• **Task material**:
====================

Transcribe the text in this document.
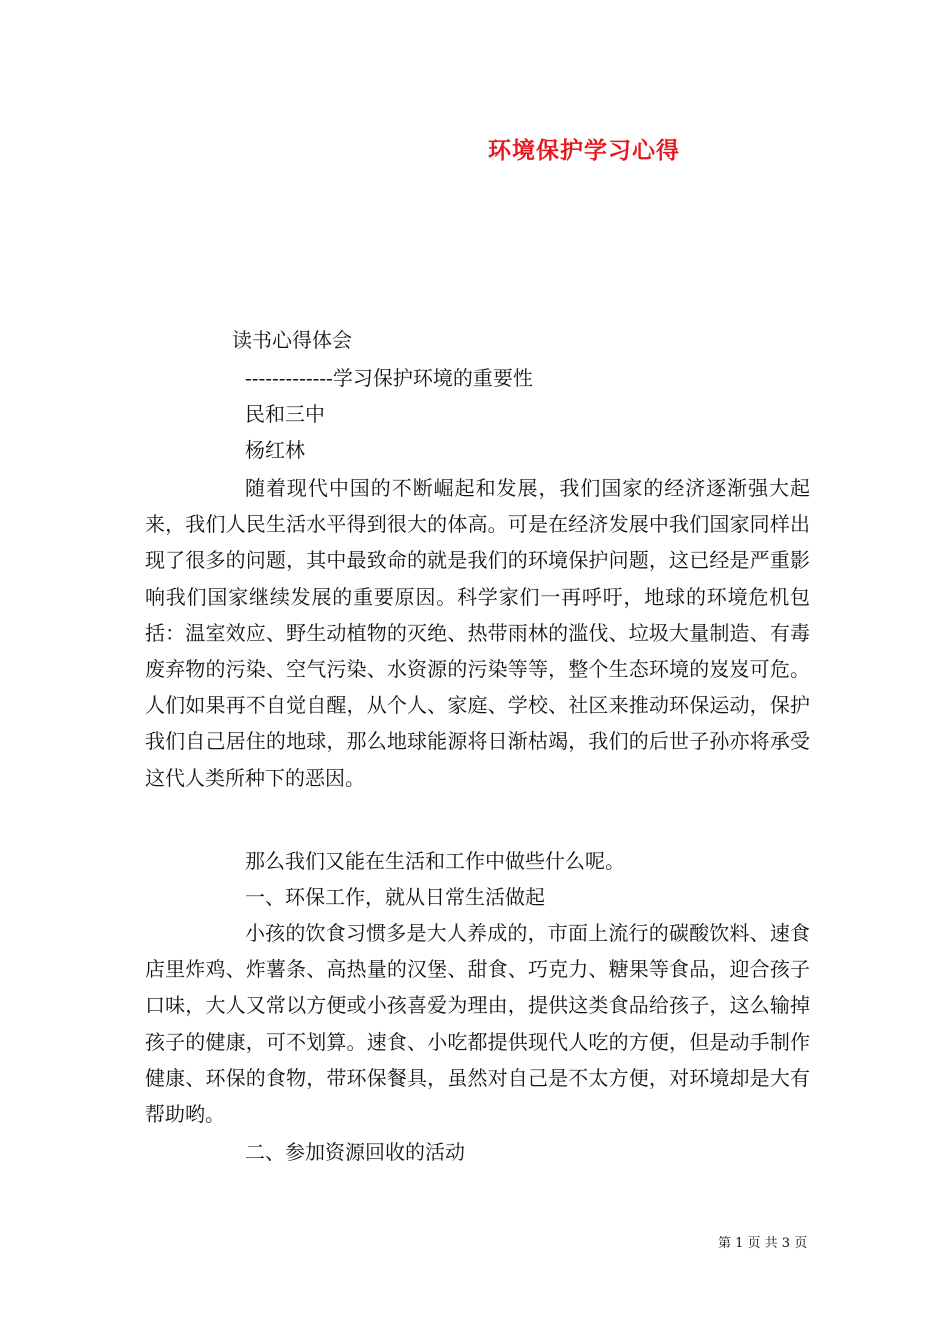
环境保护学习心得
读书心得体会
-------------学习保护环境的重要性
民和三中
杨红林

随着现代中国的不断崛起和发展，我们国家的经济逐渐强大起来，我们人民生活水平得到很大的体高。可是在经济发展中我们国家同样出现了很多的问题，其中最致命的就是我们的环境保护问题，这已经是严重影响我们国家继续发展的重要原因。科学家们一再呼吁，地球的环境危机包括：温室效应、野生动植物的灭绝、热带雨林的滥伐、垃圾大量制造、有毒废弃物的污染、空气污染、水资源的污染等等，整个生态环境的岌岌可危。人们如果再不自觉自醒，从个人、家庭、学校、社区来推动环保运动，保护我们自己居住的地球，那么地球能源将日渐枯竭，我们的后世子孙亦将承受这代人类所种下的恶因。

那么我们又能在生活和工作中做些什么呢。

一、环保工作，就从日常生活做起

小孩的饮食习惯多是大人养成的，市面上流行的碳酸饮料、速食店里炸鸡、炸薯条、高热量的汉堡、甜食、巧克力、糖果等食品，迎合孩子口味，大人又常以方便或小孩喜爱为理由，提供这类食品给孩子，这么输掉孩子的健康，可不划算。速食、小吃都提供现代人吃的方便，但是动手制作健康、环保的食物，带环保餐具，虽然对自己是不太方便，对环境却是大有帮助哟。

二、参加资源回收的活动

第 1 页 共 3 页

====================

• **Requirement**: Could you repeat all of the material exactly? Pictures should not be copied.

• **Answer to this problem**:
Transcribe the text in this document.
环境保护学习心得
读书心得体会
-------------学习保护环境的重要性
民和三中
杨红林

随着现代中国的不断崛起和发展，我们国家的经济逐渐强大起来，我们人民生活水平得到很大的体高。可是在经济发展中我们国家同样出现了很多的问题，其中最致命的就是我们的环境保护问题，这已经是严重影响我们国家继续发展的重要原因。科学家们一再呼吁，地球的环境危机包括：温室效应、野生动植物的灭绝、热带雨林的滥伐、垃圾大量制造、有毒废弃物的污染、空气污染、水资源的污染等等，整个生态环境的岌岌可危。人们如果再不自觉自醒，从个人、家庭、学校、社区来推动环保运动，保护我们自己居住的地球，那么地球能源将日渐枯竭，我们的后世子孙亦将承受这代人类所种下的恶因。

那么我们又能在生活和工作中做些什么呢。

一、环保工作，就从日常生活做起

小孩的饮食习惯多是大人养成的，市面上流行的碳酸饮料、速食店里炸鸡、炸薯条、高热量的汉堡、甜食、巧克力、糖果等食品，迎合孩子口味，大人又常以方便或小孩喜爱为理由，提供这类食品给孩子，这么输掉孩子的健康，可不划算。速食、小吃都提供现代人吃的方便，但是动手制作健康、环保的食物，带环保餐具，虽然对自己是不太方便，对环境却是大有帮助哟。

二、参加资源回收的活动

第 1 页 共 3 页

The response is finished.